### [Exercise]
What follows is a listing; restate every line of it word for word.

****************************************

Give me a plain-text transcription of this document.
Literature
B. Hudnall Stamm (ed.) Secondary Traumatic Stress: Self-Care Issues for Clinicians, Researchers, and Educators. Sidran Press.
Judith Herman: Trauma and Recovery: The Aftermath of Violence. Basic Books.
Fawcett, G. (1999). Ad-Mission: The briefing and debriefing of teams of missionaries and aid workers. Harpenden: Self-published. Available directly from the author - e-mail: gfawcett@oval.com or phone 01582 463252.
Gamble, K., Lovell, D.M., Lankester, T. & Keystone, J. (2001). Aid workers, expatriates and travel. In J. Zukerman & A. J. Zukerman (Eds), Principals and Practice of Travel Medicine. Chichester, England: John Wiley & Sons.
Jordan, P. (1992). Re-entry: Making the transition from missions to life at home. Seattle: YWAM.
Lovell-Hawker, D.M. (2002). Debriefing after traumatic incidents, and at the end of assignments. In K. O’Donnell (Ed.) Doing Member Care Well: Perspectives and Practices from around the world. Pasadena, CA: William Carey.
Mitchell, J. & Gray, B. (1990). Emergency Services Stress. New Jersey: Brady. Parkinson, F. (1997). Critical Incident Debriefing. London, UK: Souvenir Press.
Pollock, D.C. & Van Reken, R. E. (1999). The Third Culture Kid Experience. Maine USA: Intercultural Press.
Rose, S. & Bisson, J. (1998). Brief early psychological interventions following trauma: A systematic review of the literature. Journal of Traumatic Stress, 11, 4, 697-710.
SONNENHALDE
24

****************************************

### [Written reply]
Give me a plain-text transcription of this document.
Literature
B. Hudnall Stamm (ed.) Secondary Traumatic Stress: Self-Care Issues for Clinicians, Researchers, and Educators. Sidran Press.
Judith Herman: Trauma and Recovery: The Aftermath of Violence. Basic Books.
Fawcett, G. (1999). Ad-Mission: The briefing and debriefing of teams of missionaries and aid workers. Harpenden: Self-published. Available directly from the author - e-mail: gfawcett@oval.com or phone 01582 463252.
Gamble, K., Lovell, D.M., Lankester, T. & Keystone, J. (2001). Aid workers, expatriates and travel. In J. Zukerman & A. J. Zukerman (Eds), Principals and Practice of Travel Medicine. Chichester, England: John Wiley & Sons.
Jordan, P. (1992). Re-entry: Making the transition from missions to life at home. Seattle: YWAM.
Lovell-Hawker, D.M. (2002). Debriefing after traumatic incidents, and at the end of assignments. In K. O’Donnell (Ed.) Doing Member Care Well: Perspectives and Practices from around the world. Pasadena, CA: William Carey.
Mitchell, J. & Gray, B. (1990). Emergency Services Stress. New Jersey: Brady. Parkinson, F. (1997). Critical Incident Debriefing. London, UK: Souvenir Press.
Pollock, D.C. & Van Reken, R. E. (1999). The Third Culture Kid Experience. Maine USA: Intercultural Press.
Rose, S. & Bisson, J. (1998). Brief early psychological interventions following trauma: A systematic review of the literature. Journal of Traumatic Stress, 11, 4, 697-710.
SONNENHALDE
24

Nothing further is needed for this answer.